**PROBLEM STATEMENT**.
The records below must be output exactly, without pictures.

Start of SUPPLIED RECORDS

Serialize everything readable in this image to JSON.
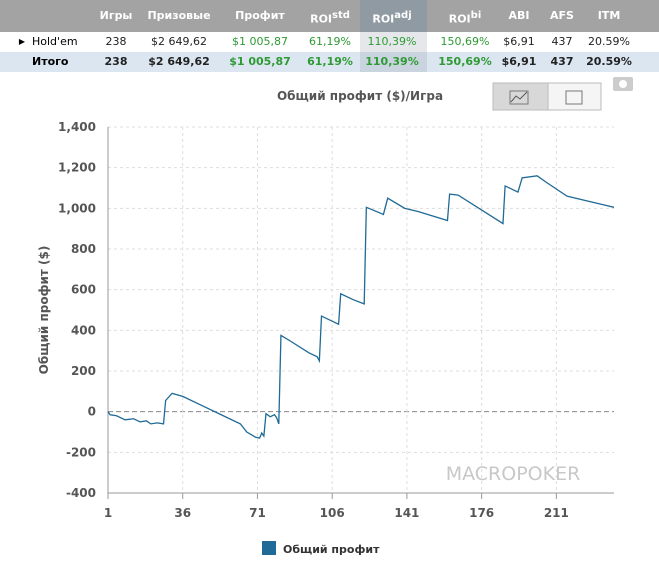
{
  "table": {
    "headers": [
      {
        "text": "Игры"
      },
      {
        "text": "Призовые"
      },
      {
        "text": "Профит"
      },
      {
        "text": "ROI",
        "sup": "std"
      },
      {
        "text": "ROI",
        "sup": "adj"
      },
      {
        "text": "ROI",
        "sup": "bi"
      },
      {
        "text": "ABI"
      },
      {
        "text": "AFS"
      },
      {
        "text": "ITM"
      }
    ],
    "rows": [
      {
        "label": "Hold'em",
        "cells": [
          "238",
          "$2 649,62",
          "$1 005,87",
          "61,19%",
          "110,39%",
          "150,69%",
          "$6,91",
          "437",
          "20.59%"
        ]
      },
      {
        "label": "Итого",
        "cells": [
          "238",
          "$2 649,62",
          "$1 005,87",
          "61,19%",
          "110,39%",
          "150,69%",
          "$6,91",
          "437",
          "20.59%"
        ]
      }
    ]
  },
  "chart_data": {
    "type": "line",
    "title": "Общий профит ($)/Игра",
    "y_label": "Общий профит ($)",
    "watermark": "MACROPOKER",
    "x": [
      1,
      2,
      5,
      9,
      13,
      16,
      19,
      21,
      24,
      27,
      28,
      31,
      36,
      45,
      55,
      63,
      66,
      70,
      72,
      73,
      74,
      75,
      77,
      79,
      80,
      81,
      82,
      86,
      95,
      99,
      100,
      101,
      106,
      109,
      110,
      116,
      121,
      122,
      130,
      132,
      140,
      146,
      160,
      161,
      165,
      186,
      187,
      193,
      195,
      202,
      206,
      216,
      228,
      234,
      238
    ],
    "series": [
      {
        "name": "Общий профит",
        "color": "#1f6a96",
        "values": [
          0,
          -15,
          -20,
          -40,
          -35,
          -50,
          -45,
          -60,
          -55,
          -60,
          55,
          90,
          75,
          30,
          -20,
          -60,
          -100,
          -125,
          -130,
          -105,
          -120,
          -10,
          -25,
          -15,
          -30,
          -60,
          375,
          350,
          290,
          270,
          250,
          470,
          445,
          430,
          580,
          550,
          530,
          1005,
          970,
          1050,
          1000,
          985,
          940,
          1070,
          1065,
          925,
          1110,
          1080,
          1150,
          1160,
          1130,
          1060,
          1030,
          1015,
          1005
        ]
      }
    ],
    "xlim": [
      1,
      238
    ],
    "ylim": [
      -400,
      1400
    ],
    "xticks": [
      1,
      36,
      71,
      106,
      141,
      176,
      211
    ],
    "yticks": [
      {
        "value": 1400,
        "label": "1,400"
      },
      {
        "value": 1200,
        "label": "1,200"
      },
      {
        "value": 1000,
        "label": "1,000"
      },
      800,
      600,
      400,
      200,
      0,
      -200,
      -400
    ],
    "grid": true
  }
}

End of SUPPLIED RECORDS

**WRITTEN ANSWER**.
Serialize everything readable in this image to JSON.
{
  "table": {
    "headers": [
      {
        "text": "Игры"
      },
      {
        "text": "Призовые"
      },
      {
        "text": "Профит"
      },
      {
        "text": "ROI",
        "sup": "std"
      },
      {
        "text": "ROI",
        "sup": "adj"
      },
      {
        "text": "ROI",
        "sup": "bi"
      },
      {
        "text": "ABI"
      },
      {
        "text": "AFS"
      },
      {
        "text": "ITM"
      }
    ],
    "rows": [
      {
        "label": "Hold'em",
        "cells": [
          "238",
          "$2 649,62",
          "$1 005,87",
          "61,19%",
          "110,39%",
          "150,69%",
          "$6,91",
          "437",
          "20.59%"
        ]
      },
      {
        "label": "Итого",
        "cells": [
          "238",
          "$2 649,62",
          "$1 005,87",
          "61,19%",
          "110,39%",
          "150,69%",
          "$6,91",
          "437",
          "20.59%"
        ]
      }
    ]
  },
  "chart_data": {
    "type": "line",
    "title": "Общий профит ($)/Игра",
    "y_label": "Общий профит ($)",
    "watermark": "MACROPOKER",
    "x": [
      1,
      2,
      5,
      9,
      13,
      16,
      19,
      21,
      24,
      27,
      28,
      31,
      36,
      45,
      55,
      63,
      66,
      70,
      72,
      73,
      74,
      75,
      77,
      79,
      80,
      81,
      82,
      86,
      95,
      99,
      100,
      101,
      106,
      109,
      110,
      116,
      121,
      122,
      130,
      132,
      140,
      146,
      160,
      161,
      165,
      186,
      187,
      193,
      195,
      202,
      206,
      216,
      228,
      234,
      238
    ],
    "series": [
      {
        "name": "Общий профит",
        "color": "#1f6a96",
        "values": [
          0,
          -15,
          -20,
          -40,
          -35,
          -50,
          -45,
          -60,
          -55,
          -60,
          55,
          90,
          75,
          30,
          -20,
          -60,
          -100,
          -125,
          -130,
          -105,
          -120,
          -10,
          -25,
          -15,
          -30,
          -60,
          375,
          350,
          290,
          270,
          250,
          470,
          445,
          430,
          580,
          550,
          530,
          1005,
          970,
          1050,
          1000,
          985,
          940,
          1070,
          1065,
          925,
          1110,
          1080,
          1150,
          1160,
          1130,
          1060,
          1030,
          1015,
          1005
        ]
      }
    ],
    "xlim": [
      1,
      238
    ],
    "ylim": [
      -400,
      1400
    ],
    "xticks": [
      1,
      36,
      71,
      106,
      141,
      176,
      211
    ],
    "yticks": [
      {
        "value": 1400,
        "label": "1,400"
      },
      {
        "value": 1200,
        "label": "1,200"
      },
      {
        "value": 1000,
        "label": "1,000"
      },
      800,
      600,
      400,
      200,
      0,
      -200,
      -400
    ],
    "grid": true
  }
}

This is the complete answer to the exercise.